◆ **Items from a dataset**
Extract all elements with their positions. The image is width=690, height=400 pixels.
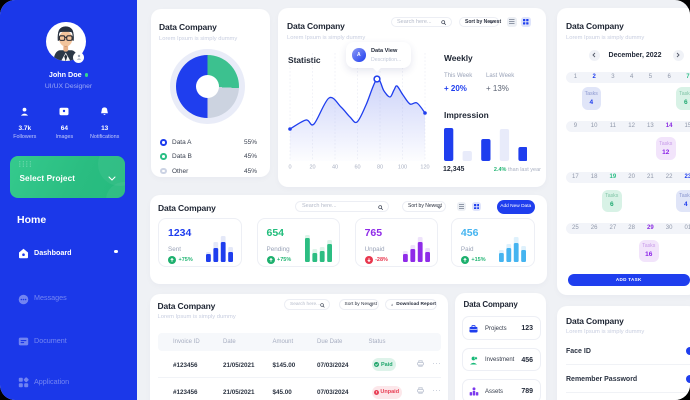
svg-text:40: 40 [332, 165, 338, 171]
svg-text:20: 20 [309, 165, 315, 171]
svg-text:0: 0 [288, 165, 291, 171]
svg-text:60: 60 [354, 165, 360, 171]
svg-text:120: 120 [420, 165, 429, 171]
svg-text:80: 80 [377, 165, 383, 171]
svg-text:100: 100 [398, 165, 407, 171]
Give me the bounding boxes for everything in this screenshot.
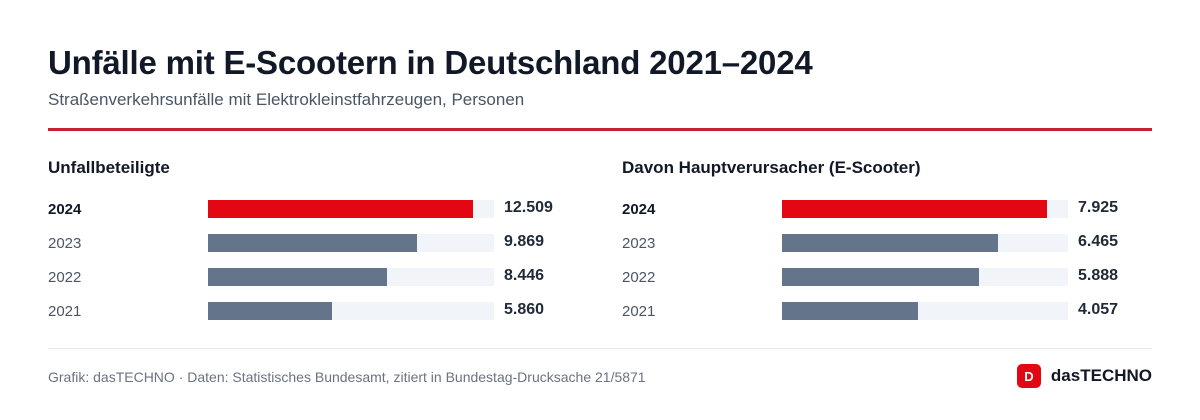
bar-row-2022: 2022 5.888 <box>622 260 1142 294</box>
category-label: 2021 <box>48 303 82 320</box>
bar <box>782 268 979 286</box>
value-label: 6.465 <box>1078 233 1119 250</box>
bar-row-2024: 2024 7.925 <box>622 192 1142 226</box>
bar-row-2024: 2024 12.509 <box>48 192 568 226</box>
bar-row-2021: 2021 4.057 <box>622 294 1142 328</box>
category-label: 2023 <box>622 235 656 252</box>
bar <box>782 200 1047 218</box>
panel-hauptverursacher: Davon Hauptverursacher (E-Scooter) 2024 7… <box>622 150 1142 330</box>
category-label: 2022 <box>48 269 82 286</box>
source-note: Grafik: dasTECHNO · Daten: Statistisches… <box>48 369 646 385</box>
value-label: 4.057 <box>1078 301 1119 318</box>
value-label: 7.925 <box>1078 199 1119 216</box>
bar-track <box>208 302 494 320</box>
value-label: 8.446 <box>504 267 545 284</box>
bar <box>208 200 473 218</box>
bar-track <box>782 302 1068 320</box>
title-divider <box>48 128 1152 131</box>
bar <box>782 234 998 252</box>
bar-track <box>782 200 1068 218</box>
bar <box>208 234 417 252</box>
bar-row-2023: 2023 9.869 <box>48 226 568 260</box>
bar-track <box>782 268 1068 286</box>
bar-track <box>208 200 494 218</box>
value-label: 5.888 <box>1078 267 1119 284</box>
chart-subtitle: Straßenverkehrsunfälle mit Elektrokleins… <box>48 90 525 109</box>
bar-row-2021: 2021 5.860 <box>48 294 568 328</box>
bar <box>782 302 918 320</box>
category-label: 2022 <box>622 269 656 286</box>
panel-title: Unfallbeteiligte <box>48 158 170 177</box>
value-label: 12.509 <box>504 199 553 216</box>
footer-divider <box>48 348 1152 349</box>
bar-track <box>208 234 494 252</box>
chart-title: Unfälle mit E-Scootern in Deutschland 20… <box>48 44 813 81</box>
brand-name: dasTECHNO <box>1050 366 1152 385</box>
bar-row-2022: 2022 8.446 <box>48 260 568 294</box>
brand-logo-icon: D <box>1016 364 1041 388</box>
category-label: 2023 <box>48 235 82 252</box>
bar-row-2023: 2023 6.465 <box>622 226 1142 260</box>
bar <box>208 268 387 286</box>
value-label: 9.869 <box>504 233 545 250</box>
panel-title: Davon Hauptverursacher (E-Scooter) <box>622 158 921 177</box>
panel-unfallbeteiligte: Unfallbeteiligte 2024 12.509 2023 9.869 2022… <box>48 150 568 330</box>
category-label: 2024 <box>48 201 82 218</box>
bar <box>208 302 332 320</box>
bar-track <box>208 268 494 286</box>
category-label: 2021 <box>622 303 656 320</box>
value-label: 5.860 <box>504 301 545 318</box>
brand: D dasTECHNO <box>1016 364 1152 388</box>
bar-track <box>782 234 1068 252</box>
category-label: 2024 <box>622 201 656 218</box>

◆ **WORK TO COMPLETE**
Reproduce the entries above, swapping "bar-track" for "bar-background" throughout and changing nothing else. Omit the pictures.

◆ **CORRECT RESPONSE**
Extract all elements with their positions. The image is width=690, height=400 pixels.
svg-text:40: 40 [332, 165, 338, 171]
svg-text:20: 20 [309, 165, 315, 171]
svg-text:0: 0 [288, 165, 291, 171]
svg-text:60: 60 [354, 165, 360, 171]
svg-text:120: 120 [420, 165, 429, 171]
svg-text:80: 80 [377, 165, 383, 171]
svg-text:100: 100 [398, 165, 407, 171]
Give me the bounding boxes for everything in this screenshot.
bar-row-2022: 2022 5.888 <box>622 260 1142 294</box>
category-label: 2021 <box>48 303 82 320</box>
bar <box>782 268 979 286</box>
value-label: 6.465 <box>1078 233 1119 250</box>
bar-row-2024: 2024 7.925 <box>622 192 1142 226</box>
bar-row-2024: 2024 12.509 <box>48 192 568 226</box>
bar-row-2021: 2021 4.057 <box>622 294 1142 328</box>
category-label: 2023 <box>622 235 656 252</box>
bar <box>782 200 1047 218</box>
panel-hauptverursacher: Davon Hauptverursacher (E-Scooter) 2024 7… <box>622 150 1142 330</box>
category-label: 2022 <box>48 269 82 286</box>
source-note: Grafik: dasTECHNO · Daten: Statistisches… <box>48 369 646 385</box>
value-label: 4.057 <box>1078 301 1119 318</box>
value-label: 7.925 <box>1078 199 1119 216</box>
bar-background <box>208 302 494 320</box>
value-label: 8.446 <box>504 267 545 284</box>
bar <box>208 200 473 218</box>
bar-background <box>782 302 1068 320</box>
title-divider <box>48 128 1152 131</box>
bar <box>782 234 998 252</box>
bar-background <box>782 200 1068 218</box>
bar <box>208 234 417 252</box>
bar-row-2023: 2023 9.869 <box>48 226 568 260</box>
bar-background <box>782 268 1068 286</box>
bar-background <box>208 200 494 218</box>
value-label: 5.888 <box>1078 267 1119 284</box>
chart-subtitle: Straßenverkehrsunfälle mit Elektrokleins… <box>48 90 525 109</box>
bar-row-2021: 2021 5.860 <box>48 294 568 328</box>
bar <box>782 302 918 320</box>
category-label: 2022 <box>622 269 656 286</box>
panel-title: Unfallbeteiligte <box>48 158 170 177</box>
value-label: 12.509 <box>504 199 553 216</box>
footer-divider <box>48 348 1152 349</box>
bar-background <box>208 234 494 252</box>
chart-title: Unfälle mit E-Scootern in Deutschland 20… <box>48 44 813 81</box>
brand-name: dasTECHNO <box>1050 366 1152 385</box>
bar-row-2022: 2022 8.446 <box>48 260 568 294</box>
brand-logo-icon: D <box>1016 364 1041 388</box>
category-label: 2023 <box>48 235 82 252</box>
bar-row-2023: 2023 6.465 <box>622 226 1142 260</box>
bar <box>208 268 387 286</box>
value-label: 9.869 <box>504 233 545 250</box>
panel-title: Davon Hauptverursacher (E-Scooter) <box>622 158 921 177</box>
panel-unfallbeteiligte: Unfallbeteiligte 2024 12.509 2023 9.869 2022… <box>48 150 568 330</box>
category-label: 2024 <box>48 201 82 218</box>
bar <box>208 302 332 320</box>
bar-background <box>208 268 494 286</box>
category-label: 2021 <box>622 303 656 320</box>
value-label: 5.860 <box>504 301 545 318</box>
brand: D dasTECHNO <box>1016 364 1152 388</box>
bar-background <box>782 234 1068 252</box>
category-label: 2024 <box>622 201 656 218</box>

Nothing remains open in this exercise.